*WRITTEN REQUEST*: In the listing that follows, count each line containing the string "Storm" and report only the count.

[Figure dataset records]
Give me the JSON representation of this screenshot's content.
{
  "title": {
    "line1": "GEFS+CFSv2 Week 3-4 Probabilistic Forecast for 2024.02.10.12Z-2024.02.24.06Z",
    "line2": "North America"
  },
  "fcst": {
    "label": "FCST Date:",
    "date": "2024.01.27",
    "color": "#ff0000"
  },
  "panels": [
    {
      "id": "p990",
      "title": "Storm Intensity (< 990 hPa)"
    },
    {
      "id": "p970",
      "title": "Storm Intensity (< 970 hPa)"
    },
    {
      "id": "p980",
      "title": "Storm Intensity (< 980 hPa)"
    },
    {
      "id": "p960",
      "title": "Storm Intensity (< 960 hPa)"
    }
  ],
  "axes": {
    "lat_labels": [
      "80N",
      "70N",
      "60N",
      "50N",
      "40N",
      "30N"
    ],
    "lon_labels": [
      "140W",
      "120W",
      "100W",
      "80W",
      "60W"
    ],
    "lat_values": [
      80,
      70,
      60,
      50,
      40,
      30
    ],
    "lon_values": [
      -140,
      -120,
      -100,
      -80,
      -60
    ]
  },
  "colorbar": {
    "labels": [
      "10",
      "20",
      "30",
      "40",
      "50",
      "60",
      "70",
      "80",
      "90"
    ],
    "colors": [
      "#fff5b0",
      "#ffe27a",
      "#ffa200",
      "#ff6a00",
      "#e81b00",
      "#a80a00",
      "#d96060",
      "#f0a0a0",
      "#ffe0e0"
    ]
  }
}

*TASK RESPONSE*: 4